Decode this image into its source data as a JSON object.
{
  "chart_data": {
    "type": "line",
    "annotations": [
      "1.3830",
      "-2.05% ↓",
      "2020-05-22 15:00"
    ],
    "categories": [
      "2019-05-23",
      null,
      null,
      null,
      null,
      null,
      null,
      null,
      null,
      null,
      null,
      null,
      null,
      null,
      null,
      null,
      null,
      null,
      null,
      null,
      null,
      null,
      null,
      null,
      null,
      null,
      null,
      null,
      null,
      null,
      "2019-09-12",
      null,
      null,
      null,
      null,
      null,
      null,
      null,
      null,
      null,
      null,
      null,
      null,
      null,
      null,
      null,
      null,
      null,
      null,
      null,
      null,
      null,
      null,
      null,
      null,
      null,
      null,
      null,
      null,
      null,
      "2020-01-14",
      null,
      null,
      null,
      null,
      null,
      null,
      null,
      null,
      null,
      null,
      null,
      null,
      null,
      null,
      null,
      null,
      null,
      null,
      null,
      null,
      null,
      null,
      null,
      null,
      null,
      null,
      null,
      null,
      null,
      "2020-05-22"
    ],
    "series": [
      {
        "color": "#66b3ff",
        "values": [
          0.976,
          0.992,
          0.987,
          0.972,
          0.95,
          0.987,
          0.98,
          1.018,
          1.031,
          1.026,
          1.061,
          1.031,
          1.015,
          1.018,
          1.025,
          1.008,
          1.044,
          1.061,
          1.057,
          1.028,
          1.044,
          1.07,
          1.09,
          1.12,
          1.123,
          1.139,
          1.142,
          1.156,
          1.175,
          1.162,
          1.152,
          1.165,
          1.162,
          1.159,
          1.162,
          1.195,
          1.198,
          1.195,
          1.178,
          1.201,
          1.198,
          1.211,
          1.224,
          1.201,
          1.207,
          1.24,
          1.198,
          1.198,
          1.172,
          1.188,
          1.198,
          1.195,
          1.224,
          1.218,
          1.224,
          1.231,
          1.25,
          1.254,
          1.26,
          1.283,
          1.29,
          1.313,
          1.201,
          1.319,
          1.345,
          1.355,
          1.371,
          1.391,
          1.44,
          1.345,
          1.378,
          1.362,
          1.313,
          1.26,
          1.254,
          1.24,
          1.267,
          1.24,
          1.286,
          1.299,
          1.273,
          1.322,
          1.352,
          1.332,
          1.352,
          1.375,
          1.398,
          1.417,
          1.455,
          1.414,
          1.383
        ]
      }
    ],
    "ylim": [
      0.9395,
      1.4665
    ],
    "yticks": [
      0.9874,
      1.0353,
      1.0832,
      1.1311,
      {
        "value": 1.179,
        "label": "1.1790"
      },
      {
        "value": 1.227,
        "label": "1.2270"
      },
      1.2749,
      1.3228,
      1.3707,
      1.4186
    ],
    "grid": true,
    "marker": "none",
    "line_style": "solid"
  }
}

◇ ◇ ◇ ◇ ◇ ◇ ◇

> _SET PROBLEM_
Write out every line from the records above, word for word.

> _OUTPUT FOR THIS TASK_
Decode this image into its source data as a JSON object.
{
  "chart_data": {
    "type": "line",
    "annotations": [
      "1.3830",
      "-2.05% ↓",
      "2020-05-22 15:00"
    ],
    "categories": [
      "2019-05-23",
      null,
      null,
      null,
      null,
      null,
      null,
      null,
      null,
      null,
      null,
      null,
      null,
      null,
      null,
      null,
      null,
      null,
      null,
      null,
      null,
      null,
      null,
      null,
      null,
      null,
      null,
      null,
      null,
      null,
      "2019-09-12",
      null,
      null,
      null,
      null,
      null,
      null,
      null,
      null,
      null,
      null,
      null,
      null,
      null,
      null,
      null,
      null,
      null,
      null,
      null,
      null,
      null,
      null,
      null,
      null,
      null,
      null,
      null,
      null,
      null,
      "2020-01-14",
      null,
      null,
      null,
      null,
      null,
      null,
      null,
      null,
      null,
      null,
      null,
      null,
      null,
      null,
      null,
      null,
      null,
      null,
      null,
      null,
      null,
      null,
      null,
      null,
      null,
      null,
      null,
      null,
      null,
      "2020-05-22"
    ],
    "series": [
      {
        "color": "#66b3ff",
        "values": [
          0.976,
          0.992,
          0.987,
          0.972,
          0.95,
          0.987,
          0.98,
          1.018,
          1.031,
          1.026,
          1.061,
          1.031,
          1.015,
          1.018,
          1.025,
          1.008,
          1.044,
          1.061,
          1.057,
          1.028,
          1.044,
          1.07,
          1.09,
          1.12,
          1.123,
          1.139,
          1.142,
          1.156,
          1.175,
          1.162,
          1.152,
          1.165,
          1.162,
          1.159,
          1.162,
          1.195,
          1.198,
          1.195,
          1.178,
          1.201,
          1.198,
          1.211,
          1.224,
          1.201,
          1.207,
          1.24,
          1.198,
          1.198,
          1.172,
          1.188,
          1.198,
          1.195,
          1.224,
          1.218,
          1.224,
          1.231,
          1.25,
          1.254,
          1.26,
          1.283,
          1.29,
          1.313,
          1.201,
          1.319,
          1.345,
          1.355,
          1.371,
          1.391,
          1.44,
          1.345,
          1.378,
          1.362,
          1.313,
          1.26,
          1.254,
          1.24,
          1.267,
          1.24,
          1.286,
          1.299,
          1.273,
          1.322,
          1.352,
          1.332,
          1.352,
          1.375,
          1.398,
          1.417,
          1.455,
          1.414,
          1.383
        ]
      }
    ],
    "ylim": [
      0.9395,
      1.4665
    ],
    "yticks": [
      0.9874,
      1.0353,
      1.0832,
      1.1311,
      {
        "value": 1.179,
        "label": "1.1790"
      },
      {
        "value": 1.227,
        "label": "1.2270"
      },
      1.2749,
      1.3228,
      1.3707,
      1.4186
    ],
    "grid": true,
    "marker": "none",
    "line_style": "solid"
  }
}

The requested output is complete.